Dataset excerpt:
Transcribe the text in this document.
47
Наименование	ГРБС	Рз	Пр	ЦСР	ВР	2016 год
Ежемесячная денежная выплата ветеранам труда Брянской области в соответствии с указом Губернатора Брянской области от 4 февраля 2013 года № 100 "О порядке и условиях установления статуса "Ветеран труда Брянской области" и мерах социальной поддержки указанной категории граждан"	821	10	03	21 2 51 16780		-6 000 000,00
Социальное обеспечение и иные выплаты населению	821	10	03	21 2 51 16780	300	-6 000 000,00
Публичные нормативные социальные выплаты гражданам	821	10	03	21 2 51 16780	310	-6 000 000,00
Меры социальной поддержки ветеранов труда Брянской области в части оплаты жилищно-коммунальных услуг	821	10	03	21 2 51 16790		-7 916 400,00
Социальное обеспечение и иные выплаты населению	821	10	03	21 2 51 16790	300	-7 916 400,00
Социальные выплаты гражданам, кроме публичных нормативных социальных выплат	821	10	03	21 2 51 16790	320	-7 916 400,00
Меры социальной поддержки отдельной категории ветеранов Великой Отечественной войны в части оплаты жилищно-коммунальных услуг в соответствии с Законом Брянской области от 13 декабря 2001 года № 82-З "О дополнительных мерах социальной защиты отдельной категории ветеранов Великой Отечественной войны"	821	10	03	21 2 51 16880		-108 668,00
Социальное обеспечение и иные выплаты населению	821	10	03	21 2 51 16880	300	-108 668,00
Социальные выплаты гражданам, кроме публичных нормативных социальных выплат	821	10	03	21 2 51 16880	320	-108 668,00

-- The problem --
Pull out each record as written and restate it exactly.

-- Written response --
Transcribe the text in this document.
47
Наименование	ГРБС	Рз	Пр	ЦСР	ВР	2016 год
Ежемесячная денежная выплата ветеранам труда Брянской области в соответствии с указом Губернатора Брянской области от 4 февраля 2013 года № 100 "О порядке и условиях установления статуса "Ветеран труда Брянской области" и мерах социальной поддержки указанной категории граждан"	821	10	03	21 2 51 16780		-6 000 000,00
Социальное обеспечение и иные выплаты населению	821	10	03	21 2 51 16780	300	-6 000 000,00
Публичные нормативные социальные выплаты гражданам	821	10	03	21 2 51 16780	310	-6 000 000,00
Меры социальной поддержки ветеранов труда Брянской области в части оплаты жилищно-коммунальных услуг	821	10	03	21 2 51 16790		-7 916 400,00
Социальное обеспечение и иные выплаты населению	821	10	03	21 2 51 16790	300	-7 916 400,00
Социальные выплаты гражданам, кроме публичных нормативных социальных выплат	821	10	03	21 2 51 16790	320	-7 916 400,00
Меры социальной поддержки отдельной категории ветеранов Великой Отечественной войны в части оплаты жилищно-коммунальных услуг в соответствии с Законом Брянской области от 13 декабря 2001 года № 82-З "О дополнительных мерах социальной защиты отдельной категории ветеранов Великой Отечественной войны"	821	10	03	21 2 51 16880		-108 668,00
Социальное обеспечение и иные выплаты населению	821	10	03	21 2 51 16880	300	-108 668,00
Социальные выплаты гражданам, кроме публичных нормативных социальных выплат	821	10	03	21 2 51 16880	320	-108 668,00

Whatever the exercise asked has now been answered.